§ Problem statement
Pictures stay out of the copy; restate everything else in the material exactly.

§ Entries shown
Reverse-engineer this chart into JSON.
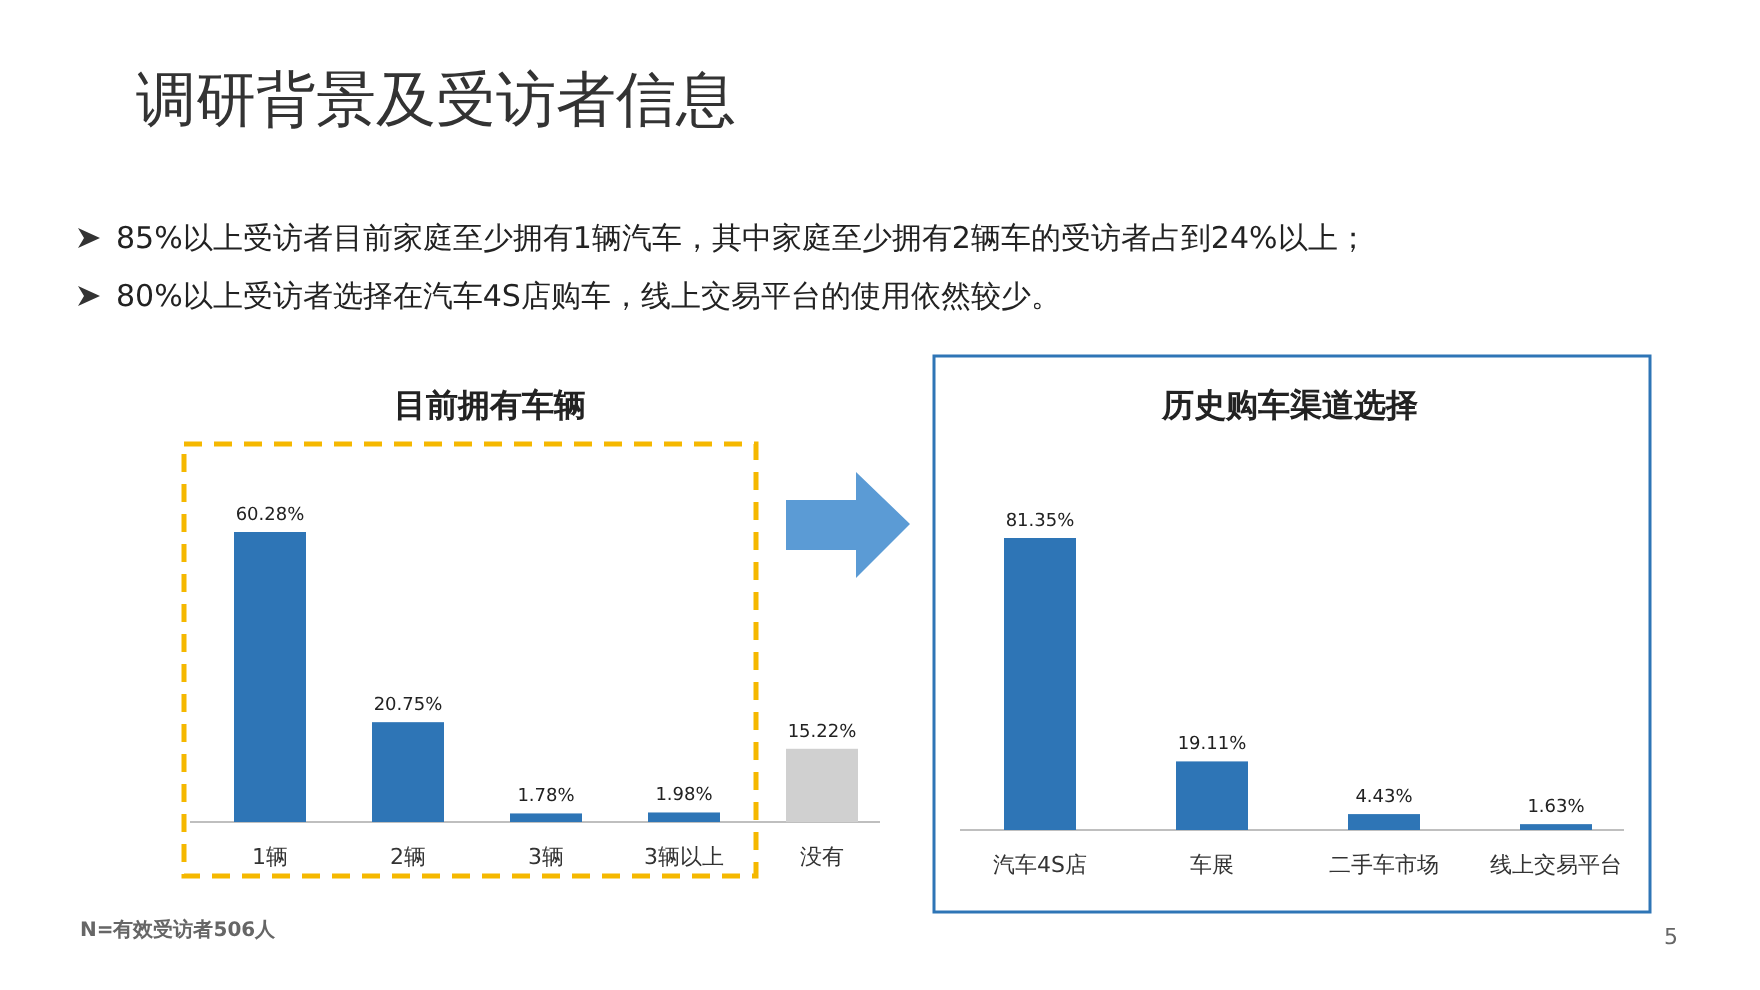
{
  "chart_data": [
    {
      "type": "other",
      "title": "调研背景及受访者信息",
      "annotations": [
        "85%以上受访者目前家庭至少拥有1辆汽车，其中家庭至少拥有2辆车的受访者占到24%以上；",
        "80%以上受访者选择在汽车4S店购车，线上交易平台的使用依然较少。",
        "N=有效受访者506人",
        "5"
      ]
    },
    {
      "type": "bar",
      "title": "目前拥有车辆",
      "categories": [
        "1辆",
        "2辆",
        "3辆",
        "3辆以上",
        "没有"
      ],
      "values": [
        60.28,
        20.75,
        1.78,
        1.98,
        15.22
      ],
      "colors": [
        "#2e75b6",
        "#2e75b6",
        "#2e75b6",
        "#2e75b6",
        "#d0d0d0"
      ],
      "value_labels": [
        "60.28%",
        "20.75%",
        "1.78%",
        "1.98%",
        "15.22%"
      ],
      "tick_labels": "x"
    },
    {
      "type": "bar",
      "title": "历史购车渠道选择",
      "categories": [
        "汽车4S店",
        "车展",
        "二手车市场",
        "线上交易平台"
      ],
      "values": [
        81.35,
        19.11,
        4.43,
        1.63
      ],
      "colors": [
        "#2e75b6",
        "#2e75b6",
        "#2e75b6",
        "#2e75b6"
      ],
      "value_labels": [
        "81.35%",
        "19.11%",
        "4.43%",
        "1.63%"
      ],
      "tick_labels": "x"
    }
  ]
}
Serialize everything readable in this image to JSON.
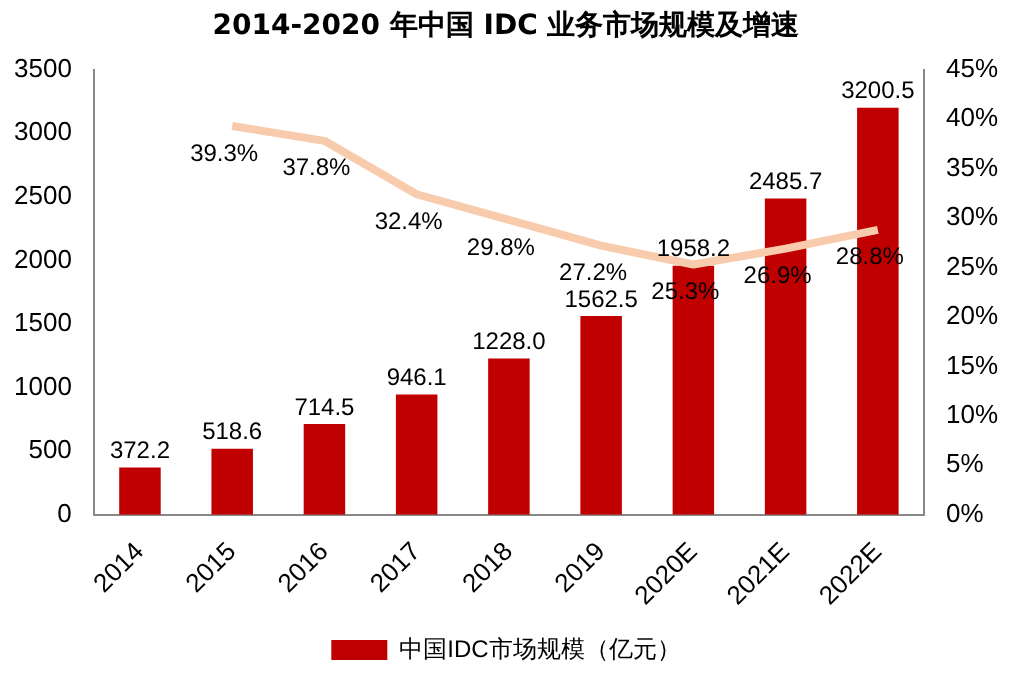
{
  "chart_data": {
    "type": "bar",
    "title": "2014-2020 年中国 IDC 业务市场规模及增速",
    "categories": [
      "2014",
      "2015",
      "2016",
      "2017",
      "2018",
      "2019",
      "2020E",
      "2021E",
      "2022E"
    ],
    "series": [
      {
        "name": "中国IDC市场规模（亿元）",
        "color": "#c00000",
        "values": [
          372.2,
          518.6,
          714.5,
          946.1,
          1228.0,
          1562.5,
          1958.2,
          2485.7,
          3200.5
        ],
        "value_labels": [
          "372.2",
          "518.6",
          "714.5",
          "946.1",
          "1228.0",
          "1562.5",
          "1958.2",
          "2485.7",
          "3200.5"
        ]
      },
      {
        "type": "line",
        "axis": "y2",
        "color": "#f8cbad",
        "values": [
          null,
          39.3,
          37.8,
          32.4,
          29.8,
          27.2,
          25.3,
          26.9,
          28.8
        ],
        "value_labels": [
          null,
          "39.3%",
          "37.8%",
          "32.4%",
          "29.8%",
          "27.2%",
          "25.3%",
          "26.9%",
          "28.8%"
        ]
      }
    ],
    "ylim": [
      0,
      3500
    ],
    "yticks": [
      0,
      500,
      1000,
      1500,
      2000,
      2500,
      3000,
      3500
    ],
    "y2lim": [
      0,
      45
    ],
    "y2ticks": [
      {
        "value": 0,
        "label": "0%"
      },
      {
        "value": 5,
        "label": "5%"
      },
      {
        "value": 10,
        "label": "10%"
      },
      {
        "value": 15,
        "label": "15%"
      },
      {
        "value": 20,
        "label": "20%"
      },
      {
        "value": 25,
        "label": "25%"
      },
      {
        "value": 30,
        "label": "30%"
      },
      {
        "value": 35,
        "label": "35%"
      },
      {
        "value": 40,
        "label": "40%"
      },
      {
        "value": 45,
        "label": "45%"
      }
    ],
    "grid": false,
    "legend": "bottom",
    "marker": "none"
  }
}
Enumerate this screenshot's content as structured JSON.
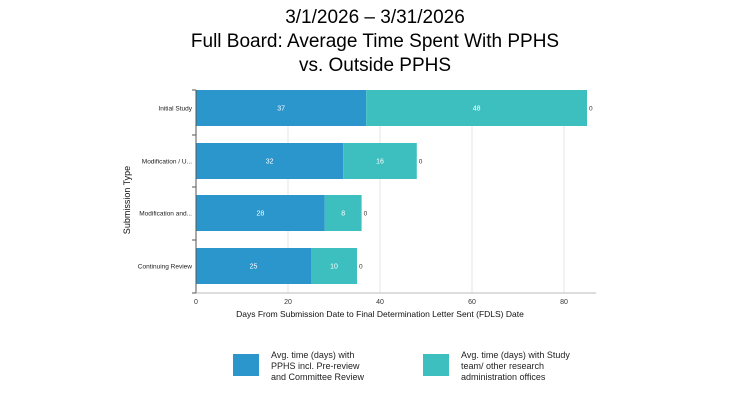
{
  "title": {
    "line1": "3/1/2026 – 3/31/2026",
    "line2": "Full Board: Average Time Spent With PPHS",
    "line3": "vs. Outside PPHS"
  },
  "colors": {
    "pphs": "#2b96cc",
    "outside": "#3dbfbf",
    "grid": "#e4e4e4",
    "axis": "#555555"
  },
  "chart_data": {
    "type": "bar",
    "orientation": "horizontal",
    "stacked": true,
    "categories": [
      "Initial Study",
      "Modification / U...",
      "Modification and...",
      "Continuing Review"
    ],
    "series": [
      {
        "name": "Avg. time (days) with PPHS incl. Pre-review and Committee Review",
        "values": [
          37,
          32,
          28,
          25
        ]
      },
      {
        "name": "Avg. time (days) with Study team/ other research administration offices",
        "values": [
          48,
          16,
          8,
          10
        ]
      }
    ],
    "end_labels": [
      0,
      0,
      0,
      0
    ],
    "xlabel": "Days From Submission Date to Final Determination Letter Sent (FDLS) Date",
    "ylabel": "Submission Type",
    "xticks": [
      0,
      20,
      40,
      60,
      80
    ],
    "xlim": [
      0,
      87
    ],
    "grid": true,
    "legend_position": "bottom"
  },
  "legend": {
    "pphs_label": "Avg. time (days) with PPHS incl. Pre-review and Committee Review",
    "outside_label": "Avg. time (days) with Study team/ other research administration offices"
  }
}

§ Result of the task
Reverse-engineer this chart into JSON.
{
  "chart_data": [
    {
      "type": "other",
      "title": "调研背景及受访者信息",
      "annotations": [
        "85%以上受访者目前家庭至少拥有1辆汽车，其中家庭至少拥有2辆车的受访者占到24%以上；",
        "80%以上受访者选择在汽车4S店购车，线上交易平台的使用依然较少。",
        "N=有效受访者506人",
        "5"
      ]
    },
    {
      "type": "bar",
      "title": "目前拥有车辆",
      "categories": [
        "1辆",
        "2辆",
        "3辆",
        "3辆以上",
        "没有"
      ],
      "values": [
        60.28,
        20.75,
        1.78,
        1.98,
        15.22
      ],
      "colors": [
        "#2e75b6",
        "#2e75b6",
        "#2e75b6",
        "#2e75b6",
        "#d0d0d0"
      ],
      "value_labels": [
        "60.28%",
        "20.75%",
        "1.78%",
        "1.98%",
        "15.22%"
      ],
      "tick_labels": "x"
    },
    {
      "type": "bar",
      "title": "历史购车渠道选择",
      "categories": [
        "汽车4S店",
        "车展",
        "二手车市场",
        "线上交易平台"
      ],
      "values": [
        81.35,
        19.11,
        4.43,
        1.63
      ],
      "colors": [
        "#2e75b6",
        "#2e75b6",
        "#2e75b6",
        "#2e75b6"
      ],
      "value_labels": [
        "81.35%",
        "19.11%",
        "4.43%",
        "1.63%"
      ],
      "tick_labels": "x"
    }
  ]
}
Serialize everything readable in this image to JSON.
{
  "chart_data": {
    "type": "bar",
    "title": "2014-2020 年中国 IDC 业务市场规模及增速",
    "categories": [
      "2014",
      "2015",
      "2016",
      "2017",
      "2018",
      "2019",
      "2020E",
      "2021E",
      "2022E"
    ],
    "series": [
      {
        "name": "中国IDC市场规模（亿元）",
        "color": "#c00000",
        "values": [
          372.2,
          518.6,
          714.5,
          946.1,
          1228.0,
          1562.5,
          1958.2,
          2485.7,
          3200.5
        ],
        "value_labels": [
          "372.2",
          "518.6",
          "714.5",
          "946.1",
          "1228.0",
          "1562.5",
          "1958.2",
          "2485.7",
          "3200.5"
        ]
      },
      {
        "type": "line",
        "axis": "y2",
        "color": "#f8cbad",
        "values": [
          null,
          39.3,
          37.8,
          32.4,
          29.8,
          27.2,
          25.3,
          26.9,
          28.8
        ],
        "value_labels": [
          null,
          "39.3%",
          "37.8%",
          "32.4%",
          "29.8%",
          "27.2%",
          "25.3%",
          "26.9%",
          "28.8%"
        ]
      }
    ],
    "ylim": [
      0,
      3500
    ],
    "yticks": [
      0,
      500,
      1000,
      1500,
      2000,
      2500,
      3000,
      3500
    ],
    "y2lim": [
      0,
      45
    ],
    "y2ticks": [
      {
        "value": 0,
        "label": "0%"
      },
      {
        "value": 5,
        "label": "5%"
      },
      {
        "value": 10,
        "label": "10%"
      },
      {
        "value": 15,
        "label": "15%"
      },
      {
        "value": 20,
        "label": "20%"
      },
      {
        "value": 25,
        "label": "25%"
      },
      {
        "value": 30,
        "label": "30%"
      },
      {
        "value": 35,
        "label": "35%"
      },
      {
        "value": 40,
        "label": "40%"
      },
      {
        "value": 45,
        "label": "45%"
      }
    ],
    "grid": false,
    "legend": "bottom",
    "marker": "none"
  }
}
Enumerate this screenshot's content as structured JSON.
{
  "title": {
    "line1": "3/1/2026 – 3/31/2026",
    "line2": "Full Board: Average Time Spent With PPHS",
    "line3": "vs. Outside PPHS"
  },
  "colors": {
    "pphs": "#2b96cc",
    "outside": "#3dbfbf",
    "grid": "#e4e4e4",
    "axis": "#555555"
  },
  "chart_data": {
    "type": "bar",
    "orientation": "horizontal",
    "stacked": true,
    "categories": [
      "Initial Study",
      "Modification / U...",
      "Modification and...",
      "Continuing Review"
    ],
    "series": [
      {
        "name": "Avg. time (days) with PPHS incl. Pre-review and Committee Review",
        "values": [
          37,
          32,
          28,
          25
        ]
      },
      {
        "name": "Avg. time (days) with Study team/ other research administration offices",
        "values": [
          48,
          16,
          8,
          10
        ]
      }
    ],
    "end_labels": [
      0,
      0,
      0,
      0
    ],
    "xlabel": "Days From Submission Date to Final Determination Letter Sent (FDLS) Date",
    "ylabel": "Submission Type",
    "xticks": [
      0,
      20,
      40,
      60,
      80
    ],
    "xlim": [
      0,
      87
    ],
    "grid": true,
    "legend_position": "bottom"
  },
  "legend": {
    "pphs_label": "Avg. time (days) with PPHS incl. Pre-review and Committee Review",
    "outside_label": "Avg. time (days) with Study team/ other research administration offices"
  }
}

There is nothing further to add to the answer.